(Records excerpted from a collection)
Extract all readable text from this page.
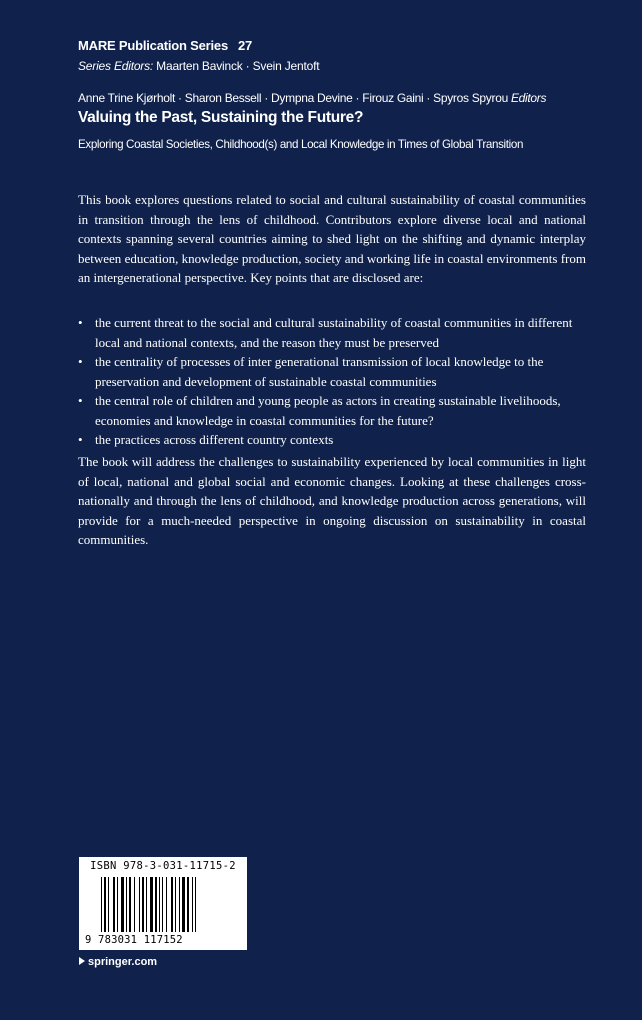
MARE Publication Series 27
Series Editors: Maarten Bavinck · Svein Jentoft
Anne Trine Kjørholt · Sharon Bessell · Dympna Devine · Firouz Gaini · Spyros Spyrou Editors
Valuing the Past, Sustaining the Future?
Exploring Coastal Societies, Childhood(s) and Local Knowledge in Times of Global Transition
This book explores questions related to social and cultural sustainability of coastal communities in transition through the lens of childhood. Contributors explore diverse local and national contexts spanning several countries aiming to shed light on the shifting and dynamic interplay between education, knowledge production, society and working life in coastal environments from an intergenerational perspective. Key points that are disclosed are:
• the current threat to the social and cultural sustainability of coastal communities in different local and national contexts, and the reason they must be preserved
• the centrality of processes of inter generational transmission of local knowledge to the preservation and development of sustainable coastal communities
• the central role of children and young people as actors in creating sustainable livelihoods, economies and knowledge in coastal communities for the future?
• the practices across different country contexts
The book will address the challenges to sustainability experienced by local communities in light of local, national and global social and economic changes. Looking at these challenges cross-nationally and through the lens of childhood, and knowledge production across generations, will provide for a much-needed perspective in ongoing discussion on sustainability in coastal communities.
ISBN 978-3-031-11715-2
9 783031 117152
springer.com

PROBLEM TO SOLVE:
Copy out the listing exactly as it stands, but not the pictures.

WRITTEN ANSWER:
Extract all readable text from this page.
MARE Publication Series 27
Series Editors: Maarten Bavinck · Svein Jentoft
Anne Trine Kjørholt · Sharon Bessell · Dympna Devine · Firouz Gaini · Spyros Spyrou Editors
Valuing the Past, Sustaining the Future?
Exploring Coastal Societies, Childhood(s) and Local Knowledge in Times of Global Transition
This book explores questions related to social and cultural sustainability of coastal communities in transition through the lens of childhood. Contributors explore diverse local and national contexts spanning several countries aiming to shed light on the shifting and dynamic interplay between education, knowledge production, society and working life in coastal environments from an intergenerational perspective. Key points that are disclosed are:
• the current threat to the social and cultural sustainability of coastal communities in different local and national contexts, and the reason they must be preserved
• the centrality of processes of inter generational transmission of local knowledge to the preservation and development of sustainable coastal communities
• the central role of children and young people as actors in creating sustainable livelihoods, economies and knowledge in coastal communities for the future?
• the practices across different country contexts
The book will address the challenges to sustainability experienced by local communities in light of local, national and global social and economic changes. Looking at these challenges cross-nationally and through the lens of childhood, and knowledge production across generations, will provide for a much-needed perspective in ongoing discussion on sustainability in coastal communities.
ISBN 978-3-031-11715-2
9 783031 117152
springer.com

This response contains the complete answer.